Make an exact copy of the entries below.

[Dataset entries]
· · · · ·
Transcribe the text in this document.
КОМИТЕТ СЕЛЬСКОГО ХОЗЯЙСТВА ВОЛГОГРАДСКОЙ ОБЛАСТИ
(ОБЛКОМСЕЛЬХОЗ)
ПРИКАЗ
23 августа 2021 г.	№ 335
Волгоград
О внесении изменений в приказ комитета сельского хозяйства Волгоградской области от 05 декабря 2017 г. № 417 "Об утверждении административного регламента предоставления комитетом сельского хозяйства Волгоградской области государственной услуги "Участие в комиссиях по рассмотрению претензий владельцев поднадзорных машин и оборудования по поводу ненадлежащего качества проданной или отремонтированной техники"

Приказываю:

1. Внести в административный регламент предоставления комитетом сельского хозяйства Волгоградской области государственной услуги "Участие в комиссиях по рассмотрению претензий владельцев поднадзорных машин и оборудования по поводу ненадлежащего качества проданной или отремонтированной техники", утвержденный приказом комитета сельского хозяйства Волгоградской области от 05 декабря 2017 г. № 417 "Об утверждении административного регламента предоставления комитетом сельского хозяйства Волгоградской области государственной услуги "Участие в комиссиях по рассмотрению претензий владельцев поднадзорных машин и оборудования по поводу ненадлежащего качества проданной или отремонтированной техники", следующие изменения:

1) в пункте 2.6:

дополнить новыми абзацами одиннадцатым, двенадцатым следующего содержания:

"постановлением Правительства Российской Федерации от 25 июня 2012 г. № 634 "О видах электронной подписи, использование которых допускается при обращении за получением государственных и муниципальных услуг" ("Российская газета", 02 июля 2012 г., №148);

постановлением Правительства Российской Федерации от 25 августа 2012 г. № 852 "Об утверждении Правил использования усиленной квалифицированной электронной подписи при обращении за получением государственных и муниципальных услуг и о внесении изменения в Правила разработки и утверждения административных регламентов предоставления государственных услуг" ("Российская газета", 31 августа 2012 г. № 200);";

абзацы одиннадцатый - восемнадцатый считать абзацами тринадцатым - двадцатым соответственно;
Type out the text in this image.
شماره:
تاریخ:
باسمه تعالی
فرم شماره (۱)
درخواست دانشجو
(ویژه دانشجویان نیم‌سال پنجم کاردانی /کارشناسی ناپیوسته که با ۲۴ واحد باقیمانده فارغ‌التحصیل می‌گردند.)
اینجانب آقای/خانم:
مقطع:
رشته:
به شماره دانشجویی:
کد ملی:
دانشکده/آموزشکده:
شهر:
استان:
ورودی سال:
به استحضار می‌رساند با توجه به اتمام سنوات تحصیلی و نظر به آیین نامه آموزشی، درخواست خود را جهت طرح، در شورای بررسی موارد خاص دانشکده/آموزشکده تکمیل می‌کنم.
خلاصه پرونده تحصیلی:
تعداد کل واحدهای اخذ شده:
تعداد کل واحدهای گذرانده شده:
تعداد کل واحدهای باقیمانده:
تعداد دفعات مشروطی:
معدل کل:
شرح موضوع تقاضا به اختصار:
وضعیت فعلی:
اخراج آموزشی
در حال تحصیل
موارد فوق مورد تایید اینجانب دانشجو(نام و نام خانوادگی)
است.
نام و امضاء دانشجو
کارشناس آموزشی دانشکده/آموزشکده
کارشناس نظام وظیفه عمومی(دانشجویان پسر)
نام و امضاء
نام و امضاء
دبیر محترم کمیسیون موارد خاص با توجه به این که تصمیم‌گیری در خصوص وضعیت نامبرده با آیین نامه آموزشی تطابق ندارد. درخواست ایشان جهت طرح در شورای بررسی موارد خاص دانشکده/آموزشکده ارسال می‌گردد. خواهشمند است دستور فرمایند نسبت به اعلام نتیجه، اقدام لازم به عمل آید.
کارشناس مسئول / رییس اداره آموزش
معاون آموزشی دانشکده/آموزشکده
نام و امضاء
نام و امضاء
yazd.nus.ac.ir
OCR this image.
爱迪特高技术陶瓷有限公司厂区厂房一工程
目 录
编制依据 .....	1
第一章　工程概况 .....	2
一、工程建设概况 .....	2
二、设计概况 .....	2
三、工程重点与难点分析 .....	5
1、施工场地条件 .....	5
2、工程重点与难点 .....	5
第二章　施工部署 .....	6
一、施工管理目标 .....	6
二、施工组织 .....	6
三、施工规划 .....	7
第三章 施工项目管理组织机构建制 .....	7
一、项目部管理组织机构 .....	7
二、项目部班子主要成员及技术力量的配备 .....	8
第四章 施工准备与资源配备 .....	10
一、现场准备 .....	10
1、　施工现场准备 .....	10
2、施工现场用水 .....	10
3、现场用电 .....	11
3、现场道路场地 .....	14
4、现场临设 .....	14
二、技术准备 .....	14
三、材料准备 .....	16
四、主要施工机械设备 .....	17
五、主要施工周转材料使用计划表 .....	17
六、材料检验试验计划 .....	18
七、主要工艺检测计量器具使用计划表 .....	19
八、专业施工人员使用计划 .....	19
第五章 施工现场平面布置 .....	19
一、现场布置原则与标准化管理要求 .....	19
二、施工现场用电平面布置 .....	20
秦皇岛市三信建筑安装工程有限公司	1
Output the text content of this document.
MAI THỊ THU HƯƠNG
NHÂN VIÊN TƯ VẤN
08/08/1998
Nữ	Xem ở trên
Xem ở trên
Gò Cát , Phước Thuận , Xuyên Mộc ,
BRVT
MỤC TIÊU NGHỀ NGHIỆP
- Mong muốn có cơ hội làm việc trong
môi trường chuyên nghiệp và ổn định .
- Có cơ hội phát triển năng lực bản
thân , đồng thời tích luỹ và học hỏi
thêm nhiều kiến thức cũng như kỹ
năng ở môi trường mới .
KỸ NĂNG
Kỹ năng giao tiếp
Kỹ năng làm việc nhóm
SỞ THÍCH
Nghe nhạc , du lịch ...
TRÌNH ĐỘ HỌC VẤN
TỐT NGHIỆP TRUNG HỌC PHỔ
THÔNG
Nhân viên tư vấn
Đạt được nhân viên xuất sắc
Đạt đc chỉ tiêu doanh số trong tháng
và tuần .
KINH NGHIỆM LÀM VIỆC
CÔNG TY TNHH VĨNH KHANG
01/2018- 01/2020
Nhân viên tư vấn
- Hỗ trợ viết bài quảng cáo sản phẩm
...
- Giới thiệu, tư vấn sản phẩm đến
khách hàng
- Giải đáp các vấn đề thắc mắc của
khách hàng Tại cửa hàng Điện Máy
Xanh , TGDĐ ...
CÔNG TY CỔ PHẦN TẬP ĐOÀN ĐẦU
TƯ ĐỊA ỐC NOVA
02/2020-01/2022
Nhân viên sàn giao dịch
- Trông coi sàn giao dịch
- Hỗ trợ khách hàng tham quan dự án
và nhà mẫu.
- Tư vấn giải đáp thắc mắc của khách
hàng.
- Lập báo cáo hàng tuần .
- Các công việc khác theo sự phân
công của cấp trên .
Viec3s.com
· · · · ·
**THE RESPONSE**
Transcribe the text in this document.
КОМИТЕТ СЕЛЬСКОГО ХОЗЯЙСТВА ВОЛГОГРАДСКОЙ ОБЛАСТИ
(ОБЛКОМСЕЛЬХОЗ)
ПРИКАЗ
23 августа 2021 г.	№ 335
Волгоград
О внесении изменений в приказ комитета сельского хозяйства Волгоградской области от 05 декабря 2017 г. № 417 "Об утверждении административного регламента предоставления комитетом сельского хозяйства Волгоградской области государственной услуги "Участие в комиссиях по рассмотрению претензий владельцев поднадзорных машин и оборудования по поводу ненадлежащего качества проданной или отремонтированной техники"

Приказываю:

1. Внести в административный регламент предоставления комитетом сельского хозяйства Волгоградской области государственной услуги "Участие в комиссиях по рассмотрению претензий владельцев поднадзорных машин и оборудования по поводу ненадлежащего качества проданной или отремонтированной техники", утвержденный приказом комитета сельского хозяйства Волгоградской области от 05 декабря 2017 г. № 417 "Об утверждении административного регламента предоставления комитетом сельского хозяйства Волгоградской области государственной услуги "Участие в комиссиях по рассмотрению претензий владельцев поднадзорных машин и оборудования по поводу ненадлежащего качества проданной или отремонтированной техники", следующие изменения:

1) в пункте 2.6:

дополнить новыми абзацами одиннадцатым, двенадцатым следующего содержания:

"постановлением Правительства Российской Федерации от 25 июня 2012 г. № 634 "О видах электронной подписи, использование которых допускается при обращении за получением государственных и муниципальных услуг" ("Российская газета", 02 июля 2012 г., №148);

постановлением Правительства Российской Федерации от 25 августа 2012 г. № 852 "Об утверждении Правил использования усиленной квалифицированной электронной подписи при обращении за получением государственных и муниципальных услуг и о внесении изменения в Правила разработки и утверждения административных регламентов предоставления государственных услуг" ("Российская газета", 31 августа 2012 г. № 200);";

абзацы одиннадцатый - восемнадцатый считать абзацами тринадцатым - двадцатым соответственно;
Type out the text in this image.
شماره:
تاریخ:
باسمه تعالی
فرم شماره (۱)
درخواست دانشجو
(ویژه دانشجویان نیم‌سال پنجم کاردانی /کارشناسی ناپیوسته که با ۲۴ واحد باقیمانده فارغ‌التحصیل می‌گردند.)
اینجانب آقای/خانم:
مقطع:
رشته:
به شماره دانشجویی:
کد ملی:
دانشکده/آموزشکده:
شهر:
استان:
ورودی سال:
به استحضار می‌رساند با توجه به اتمام سنوات تحصیلی و نظر به آیین نامه آموزشی، درخواست خود را جهت طرح، در شورای بررسی موارد خاص دانشکده/آموزشکده تکمیل می‌کنم.
خلاصه پرونده تحصیلی:
تعداد کل واحدهای اخذ شده:
تعداد کل واحدهای گذرانده شده:
تعداد کل واحدهای باقیمانده:
تعداد دفعات مشروطی:
معدل کل:
شرح موضوع تقاضا به اختصار:
وضعیت فعلی:
اخراج آموزشی
در حال تحصیل
موارد فوق مورد تایید اینجانب دانشجو(نام و نام خانوادگی)
است.
نام و امضاء دانشجو
کارشناس آموزشی دانشکده/آموزشکده
کارشناس نظام وظیفه عمومی(دانشجویان پسر)
نام و امضاء
نام و امضاء
دبیر محترم کمیسیون موارد خاص با توجه به این که تصمیم‌گیری در خصوص وضعیت نامبرده با آیین نامه آموزشی تطابق ندارد. درخواست ایشان جهت طرح در شورای بررسی موارد خاص دانشکده/آموزشکده ارسال می‌گردد. خواهشمند است دستور فرمایند نسبت به اعلام نتیجه، اقدام لازم به عمل آید.
کارشناس مسئول / رییس اداره آموزش
معاون آموزشی دانشکده/آموزشکده
نام و امضاء
نام و امضاء
yazd.nus.ac.ir
OCR this image.
爱迪特高技术陶瓷有限公司厂区厂房一工程
目 录
编制依据 .....	1
第一章　工程概况 .....	2
一、工程建设概况 .....	2
二、设计概况 .....	2
三、工程重点与难点分析 .....	5
1、施工场地条件 .....	5
2、工程重点与难点 .....	5
第二章　施工部署 .....	6
一、施工管理目标 .....	6
二、施工组织 .....	6
三、施工规划 .....	7
第三章 施工项目管理组织机构建制 .....	7
一、项目部管理组织机构 .....	7
二、项目部班子主要成员及技术力量的配备 .....	8
第四章 施工准备与资源配备 .....	10
一、现场准备 .....	10
1、　施工现场准备 .....	10
2、施工现场用水 .....	10
3、现场用电 .....	11
3、现场道路场地 .....	14
4、现场临设 .....	14
二、技术准备 .....	14
三、材料准备 .....	16
四、主要施工机械设备 .....	17
五、主要施工周转材料使用计划表 .....	17
六、材料检验试验计划 .....	18
七、主要工艺检测计量器具使用计划表 .....	19
八、专业施工人员使用计划 .....	19
第五章 施工现场平面布置 .....	19
一、现场布置原则与标准化管理要求 .....	19
二、施工现场用电平面布置 .....	20
秦皇岛市三信建筑安装工程有限公司	1
Output the text content of this document.
MAI THỊ THU HƯƠNG
NHÂN VIÊN TƯ VẤN
08/08/1998
Nữ	Xem ở trên
Xem ở trên
Gò Cát , Phước Thuận , Xuyên Mộc ,
BRVT
MỤC TIÊU NGHỀ NGHIỆP
- Mong muốn có cơ hội làm việc trong
môi trường chuyên nghiệp và ổn định .
- Có cơ hội phát triển năng lực bản
thân , đồng thời tích luỹ và học hỏi
thêm nhiều kiến thức cũng như kỹ
năng ở môi trường mới .
KỸ NĂNG
Kỹ năng giao tiếp
Kỹ năng làm việc nhóm
SỞ THÍCH
Nghe nhạc , du lịch ...
TRÌNH ĐỘ HỌC VẤN
TỐT NGHIỆP TRUNG HỌC PHỔ
THÔNG
Nhân viên tư vấn
Đạt được nhân viên xuất sắc
Đạt đc chỉ tiêu doanh số trong tháng
và tuần .
KINH NGHIỆM LÀM VIỆC
CÔNG TY TNHH VĨNH KHANG
01/2018- 01/2020
Nhân viên tư vấn
- Hỗ trợ viết bài quảng cáo sản phẩm
...
- Giới thiệu, tư vấn sản phẩm đến
khách hàng
- Giải đáp các vấn đề thắc mắc của
khách hàng Tại cửa hàng Điện Máy
Xanh , TGDĐ ...
CÔNG TY CỔ PHẦN TẬP ĐOÀN ĐẦU
TƯ ĐỊA ỐC NOVA
02/2020-01/2022
Nhân viên sàn giao dịch
- Trông coi sàn giao dịch
- Hỗ trợ khách hàng tham quan dự án
và nhà mẫu.
- Tư vấn giải đáp thắc mắc của khách
hàng.
- Lập báo cáo hàng tuần .
- Các công việc khác theo sự phân
công của cấp trên .
Viec3s.com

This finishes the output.